| Provided text |
^^^^^^^^

PV 06/07/2006 - 6.15

Texts adopted :

P6_TA(2006)0317

MOTION FOR A RESOLUTION
PDF 97kDOC 48k
See also joint motion for a resolution RC-B6-0386/2006
3 July 2006
PE 377.282v01-00
 
B6‑0393/2006
to wind up the debate on statements by the Council and Commission
pursuant to Rule 103(2) of the Rules of Procedure
by Alexander Alvaro, Sophia in ‘t Veld and Margarita Starkevičiūtė
on behalf of the ALDE Group
on the interception of bank transfer data from the SWIFT system by the US secret services

European Parliament resolution on the interception of bank transfer data from the SWIFT system by the US secret services 
B6‑0393/2006

The European Parliament,

–  having regard to the European Convention on Human Rights, in particular Article 8 thereof,

–  having regard to the Charter of Fundamental Rights, in particular Articles 7 and 8 thereof,

–  having regard to Council of Europe Convention No 108 for the Protection of Individuals with regard to Automatic Processing of Personal Data,

–  having regard to Article 6 TEU and Article 286 EC,

–  having regard to Directive 95/46/EC of 24 October 1995 on the protection of individuals with regard to the processing of personal data and on the free movement of such data,(1)

–  having regard to Regulation (EC) No 45/2001 of 18 December 2000 on the protection of individuals with regard to the processing of personal data by the Community institutions and bodies and on the free movement of such data,(2)

^^^^^^^^

| Provided information |

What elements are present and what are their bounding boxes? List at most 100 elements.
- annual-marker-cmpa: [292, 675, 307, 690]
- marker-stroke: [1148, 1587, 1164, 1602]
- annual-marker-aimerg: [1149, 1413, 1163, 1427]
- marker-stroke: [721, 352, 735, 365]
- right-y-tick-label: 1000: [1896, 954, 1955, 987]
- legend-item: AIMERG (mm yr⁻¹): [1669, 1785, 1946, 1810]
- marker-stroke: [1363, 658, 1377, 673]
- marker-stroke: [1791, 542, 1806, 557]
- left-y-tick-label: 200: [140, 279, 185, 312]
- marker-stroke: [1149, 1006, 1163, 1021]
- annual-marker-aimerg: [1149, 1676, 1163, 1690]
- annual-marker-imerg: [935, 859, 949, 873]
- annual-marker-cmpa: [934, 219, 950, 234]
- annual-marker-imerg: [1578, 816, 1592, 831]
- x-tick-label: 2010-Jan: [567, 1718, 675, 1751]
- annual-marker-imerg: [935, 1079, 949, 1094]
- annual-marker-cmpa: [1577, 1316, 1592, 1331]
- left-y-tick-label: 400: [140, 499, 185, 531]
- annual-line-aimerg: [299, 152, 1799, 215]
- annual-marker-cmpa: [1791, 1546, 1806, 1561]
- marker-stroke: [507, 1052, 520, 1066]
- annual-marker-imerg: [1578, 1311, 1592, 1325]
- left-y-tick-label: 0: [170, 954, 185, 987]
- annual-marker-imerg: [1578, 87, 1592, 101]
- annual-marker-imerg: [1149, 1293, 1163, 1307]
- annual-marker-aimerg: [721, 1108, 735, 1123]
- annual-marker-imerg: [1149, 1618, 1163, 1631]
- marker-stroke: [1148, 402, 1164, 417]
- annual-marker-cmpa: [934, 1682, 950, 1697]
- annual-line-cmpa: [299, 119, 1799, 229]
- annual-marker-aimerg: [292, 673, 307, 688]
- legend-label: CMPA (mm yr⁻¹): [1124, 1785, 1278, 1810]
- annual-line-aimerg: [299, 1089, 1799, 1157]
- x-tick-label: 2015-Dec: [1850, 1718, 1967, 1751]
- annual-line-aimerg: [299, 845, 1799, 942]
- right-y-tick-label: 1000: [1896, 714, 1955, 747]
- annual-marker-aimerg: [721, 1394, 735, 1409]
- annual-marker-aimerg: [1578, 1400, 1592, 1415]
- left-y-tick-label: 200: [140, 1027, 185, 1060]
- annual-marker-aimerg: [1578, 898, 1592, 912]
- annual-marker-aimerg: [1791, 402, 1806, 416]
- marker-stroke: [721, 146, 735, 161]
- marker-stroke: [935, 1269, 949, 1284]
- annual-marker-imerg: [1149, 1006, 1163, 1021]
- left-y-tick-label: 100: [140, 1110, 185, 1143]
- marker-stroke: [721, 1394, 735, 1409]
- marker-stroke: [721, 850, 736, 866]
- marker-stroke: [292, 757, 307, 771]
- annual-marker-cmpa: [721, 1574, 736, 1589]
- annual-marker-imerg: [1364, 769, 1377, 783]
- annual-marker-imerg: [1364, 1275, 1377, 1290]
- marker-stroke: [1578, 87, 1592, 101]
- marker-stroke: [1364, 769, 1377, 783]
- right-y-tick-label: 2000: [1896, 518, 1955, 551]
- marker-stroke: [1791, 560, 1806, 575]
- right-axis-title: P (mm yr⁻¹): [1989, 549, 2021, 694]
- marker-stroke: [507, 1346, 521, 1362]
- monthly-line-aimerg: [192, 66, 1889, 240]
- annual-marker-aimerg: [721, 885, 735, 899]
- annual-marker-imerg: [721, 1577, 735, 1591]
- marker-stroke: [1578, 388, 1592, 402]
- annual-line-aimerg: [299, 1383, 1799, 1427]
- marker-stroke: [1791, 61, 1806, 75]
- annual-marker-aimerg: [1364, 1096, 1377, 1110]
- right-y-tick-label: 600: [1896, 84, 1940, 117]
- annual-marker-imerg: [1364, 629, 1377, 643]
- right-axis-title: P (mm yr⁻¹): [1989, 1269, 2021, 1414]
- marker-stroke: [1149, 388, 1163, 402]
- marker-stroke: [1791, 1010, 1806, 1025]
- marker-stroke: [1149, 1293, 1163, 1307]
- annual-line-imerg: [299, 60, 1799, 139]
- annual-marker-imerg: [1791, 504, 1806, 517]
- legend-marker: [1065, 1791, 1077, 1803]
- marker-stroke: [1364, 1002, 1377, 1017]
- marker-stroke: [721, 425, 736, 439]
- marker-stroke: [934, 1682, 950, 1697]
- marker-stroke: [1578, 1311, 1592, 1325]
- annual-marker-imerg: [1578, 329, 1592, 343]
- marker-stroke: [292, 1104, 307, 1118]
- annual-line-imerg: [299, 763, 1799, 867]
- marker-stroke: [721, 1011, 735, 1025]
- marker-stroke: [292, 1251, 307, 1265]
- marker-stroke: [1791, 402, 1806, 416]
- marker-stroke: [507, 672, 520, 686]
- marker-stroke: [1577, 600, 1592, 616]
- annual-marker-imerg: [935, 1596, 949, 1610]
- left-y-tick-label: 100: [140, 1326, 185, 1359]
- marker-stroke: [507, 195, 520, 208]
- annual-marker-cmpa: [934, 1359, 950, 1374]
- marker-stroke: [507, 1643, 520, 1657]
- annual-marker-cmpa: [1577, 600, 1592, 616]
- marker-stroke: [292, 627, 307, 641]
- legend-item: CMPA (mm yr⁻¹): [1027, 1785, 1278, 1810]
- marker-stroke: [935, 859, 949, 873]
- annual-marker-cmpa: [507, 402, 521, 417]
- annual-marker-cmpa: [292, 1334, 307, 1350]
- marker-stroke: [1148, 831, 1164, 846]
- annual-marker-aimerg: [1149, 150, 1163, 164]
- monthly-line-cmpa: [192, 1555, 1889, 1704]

^^^^^^^^

| Given problem |
Copy the motion for a resolution on the SWIFT bank transfer data above, word for word and in full, with no changes.

| Result |
PV 06/07/2006 - 6.15

Texts adopted :

P6_TA(2006)0317

MOTION FOR A RESOLUTION
PDF 97kDOC 48k
See also joint motion for a resolution RC-B6-0386/2006
3 July 2006
PE 377.282v01-00
 
B6‑0393/2006
to wind up the debate on statements by the Council and Commission
pursuant to Rule 103(2) of the Rules of Procedure
by Alexander Alvaro, Sophia in ‘t Veld and Margarita Starkevičiūtė
on behalf of the ALDE Group
on the interception of bank transfer data from the SWIFT system by the US secret services

European Parliament resolution on the interception of bank transfer data from the SWIFT system by the US secret services 
B6‑0393/2006

The European Parliament,

–  having regard to the European Convention on Human Rights, in particular Article 8 thereof,

–  having regard to the Charter of Fundamental Rights, in particular Articles 7 and 8 thereof,

–  having regard to Council of Europe Convention No 108 for the Protection of Individuals with regard to Automatic Processing of Personal Data,

–  having regard to Article 6 TEU and Article 286 EC,

–  having regard to Directive 95/46/EC of 24 October 1995 on the protection of individuals with regard to the processing of personal data and on the free movement of such data,(1)

–  having regard to Regulation (EC) No 45/2001 of 18 December 2000 on the protection of individuals with regard to the processing of personal data by the Community institutions and bodies and on the free movement of such data,(2)